# Supplied data
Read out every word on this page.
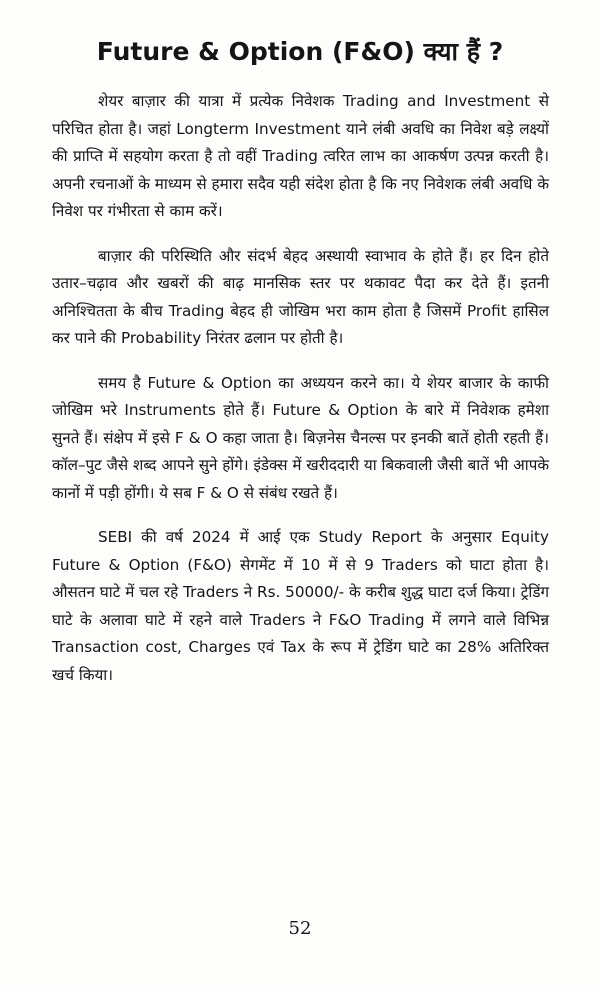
Future & Option (F&O) क्या हैं ?

शेयर बाज़ार की यात्रा में प्रत्येक निवेशक Trading and Investment से परिचित होता है। जहां Longterm Investment याने लंबी अवधि का निवेश बड़े लक्ष्यों की प्राप्ति में सहयोग करता है तो वहीं Trading त्वरित लाभ का आकर्षण उत्पन्न करती है। अपनी रचनाओं के माध्यम से हमारा सदैव यही संदेश होता है कि नए निवेशक लंबी अवधि के निवेश पर गंभीरता से काम करें।

बाज़ार की परिस्थिति और संदर्भ बेहद अस्थायी स्वाभाव के होते हैं। हर दिन होते उतार–चढ़ाव और खबरों की बाढ़ मानसिक स्तर पर थकावट पैदा कर देते हैं। इतनी अनिश्चितता के बीच Trading बेहद ही जोखिम भरा काम होता है जिसमें Profit हासिल कर पाने की Probability निरंतर ढलान पर होती है।

समय है Future & Option का अध्ययन करने का। ये शेयर बाजार के काफी जोखिम भरे Instruments होते हैं। Future & Option के बारे में निवेशक हमेशा सुनते हैं। संक्षेप में इसे F & O कहा जाता है। बिज़नेस चैनल्स पर इनकी बातें होती रहती हैं। कॉल–पुट जैसे शब्द आपने सुने होंगे। इंडेक्स में खरीददारी या बिकवाली जैसी बातें भी आपके कानों में पड़ी होंगी। ये सब F & O से संबंध रखते हैं।

SEBI की वर्ष 2024 में आई एक Study Report के अनुसार Equity Future & Option (F&O) सेगमेंट में 10 में से 9 Traders को घाटा होता है। औसतन घाटे में चल रहे Traders ने Rs. 50000/- के करीब शुद्ध घाटा दर्ज किया। ट्रेडिंग घाटे के अलावा घाटे में रहने वाले Traders ने F&O Trading में लगने वाले विभिन्न Transaction cost, Charges एवं Tax के रूप में ट्रेडिंग घाटे का 28% अतिरिक्त खर्च किया।

52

# Goal
Repeat the listing in full and exactly. Leave any pictures out.

# Task solution
Read out every word on this page.
Future & Option (F&O) क्या हैं ?

शेयर बाज़ार की यात्रा में प्रत्येक निवेशक Trading and Investment से परिचित होता है। जहां Longterm Investment याने लंबी अवधि का निवेश बड़े लक्ष्यों की प्राप्ति में सहयोग करता है तो वहीं Trading त्वरित लाभ का आकर्षण उत्पन्न करती है। अपनी रचनाओं के माध्यम से हमारा सदैव यही संदेश होता है कि नए निवेशक लंबी अवधि के निवेश पर गंभीरता से काम करें।

बाज़ार की परिस्थिति और संदर्भ बेहद अस्थायी स्वाभाव के होते हैं। हर दिन होते उतार–चढ़ाव और खबरों की बाढ़ मानसिक स्तर पर थकावट पैदा कर देते हैं। इतनी अनिश्चितता के बीच Trading बेहद ही जोखिम भरा काम होता है जिसमें Profit हासिल कर पाने की Probability निरंतर ढलान पर होती है।

समय है Future & Option का अध्ययन करने का। ये शेयर बाजार के काफी जोखिम भरे Instruments होते हैं। Future & Option के बारे में निवेशक हमेशा सुनते हैं। संक्षेप में इसे F & O कहा जाता है। बिज़नेस चैनल्स पर इनकी बातें होती रहती हैं। कॉल–पुट जैसे शब्द आपने सुने होंगे। इंडेक्स में खरीददारी या बिकवाली जैसी बातें भी आपके कानों में पड़ी होंगी। ये सब F & O से संबंध रखते हैं।

SEBI की वर्ष 2024 में आई एक Study Report के अनुसार Equity Future & Option (F&O) सेगमेंट में 10 में से 9 Traders को घाटा होता है। औसतन घाटे में चल रहे Traders ने Rs. 50000/- के करीब शुद्ध घाटा दर्ज किया। ट्रेडिंग घाटे के अलावा घाटे में रहने वाले Traders ने F&O Trading में लगने वाले विभिन्न Transaction cost, Charges एवं Tax के रूप में ट्रेडिंग घाटे का 28% अतिरिक्त खर्च किया।

52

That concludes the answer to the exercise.